▶ _Given task_: Copy out every record below, word for word.

▶ _Raw data_:
* * *
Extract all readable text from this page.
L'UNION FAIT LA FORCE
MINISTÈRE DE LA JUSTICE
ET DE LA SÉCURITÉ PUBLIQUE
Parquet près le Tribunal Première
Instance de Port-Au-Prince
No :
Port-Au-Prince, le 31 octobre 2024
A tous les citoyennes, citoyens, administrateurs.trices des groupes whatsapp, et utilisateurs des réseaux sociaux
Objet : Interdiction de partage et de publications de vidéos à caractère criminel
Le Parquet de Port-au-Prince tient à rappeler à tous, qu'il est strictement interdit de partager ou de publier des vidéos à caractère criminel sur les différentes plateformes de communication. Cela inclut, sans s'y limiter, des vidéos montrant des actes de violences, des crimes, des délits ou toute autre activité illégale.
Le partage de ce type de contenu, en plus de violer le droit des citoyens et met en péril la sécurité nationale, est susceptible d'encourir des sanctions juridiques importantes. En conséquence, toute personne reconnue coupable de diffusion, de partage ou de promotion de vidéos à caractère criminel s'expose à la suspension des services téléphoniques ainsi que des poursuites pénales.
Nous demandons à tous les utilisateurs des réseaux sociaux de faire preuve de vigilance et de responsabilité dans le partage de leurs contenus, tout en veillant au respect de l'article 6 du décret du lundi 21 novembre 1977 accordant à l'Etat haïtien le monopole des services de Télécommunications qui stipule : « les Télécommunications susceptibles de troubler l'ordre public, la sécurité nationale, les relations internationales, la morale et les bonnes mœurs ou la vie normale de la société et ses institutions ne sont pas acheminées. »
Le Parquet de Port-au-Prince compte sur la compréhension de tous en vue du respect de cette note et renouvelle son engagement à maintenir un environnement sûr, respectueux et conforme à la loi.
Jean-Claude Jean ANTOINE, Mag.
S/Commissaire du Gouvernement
* * *
▶ _Full output_:
Extract all readable text from this page.
L'UNION FAIT LA FORCE
MINISTÈRE DE LA JUSTICE
ET DE LA SÉCURITÉ PUBLIQUE
Parquet près le Tribunal Première
Instance de Port-Au-Prince
No :
Port-Au-Prince, le 31 octobre 2024
A tous les citoyennes, citoyens, administrateurs.trices des groupes whatsapp, et utilisateurs des réseaux sociaux
Objet : Interdiction de partage et de publications de vidéos à caractère criminel
Le Parquet de Port-au-Prince tient à rappeler à tous, qu'il est strictement interdit de partager ou de publier des vidéos à caractère criminel sur les différentes plateformes de communication. Cela inclut, sans s'y limiter, des vidéos montrant des actes de violences, des crimes, des délits ou toute autre activité illégale.
Le partage de ce type de contenu, en plus de violer le droit des citoyens et met en péril la sécurité nationale, est susceptible d'encourir des sanctions juridiques importantes. En conséquence, toute personne reconnue coupable de diffusion, de partage ou de promotion de vidéos à caractère criminel s'expose à la suspension des services téléphoniques ainsi que des poursuites pénales.
Nous demandons à tous les utilisateurs des réseaux sociaux de faire preuve de vigilance et de responsabilité dans le partage de leurs contenus, tout en veillant au respect de l'article 6 du décret du lundi 21 novembre 1977 accordant à l'Etat haïtien le monopole des services de Télécommunications qui stipule : « les Télécommunications susceptibles de troubler l'ordre public, la sécurité nationale, les relations internationales, la morale et les bonnes mœurs ou la vie normale de la société et ses institutions ne sont pas acheminées. »
Le Parquet de Port-au-Prince compte sur la compréhension de tous en vue du respect de cette note et renouvelle son engagement à maintenir un environnement sûr, respectueux et conforme à la loi.
Jean-Claude Jean ANTOINE, Mag.
S/Commissaire du Gouvernement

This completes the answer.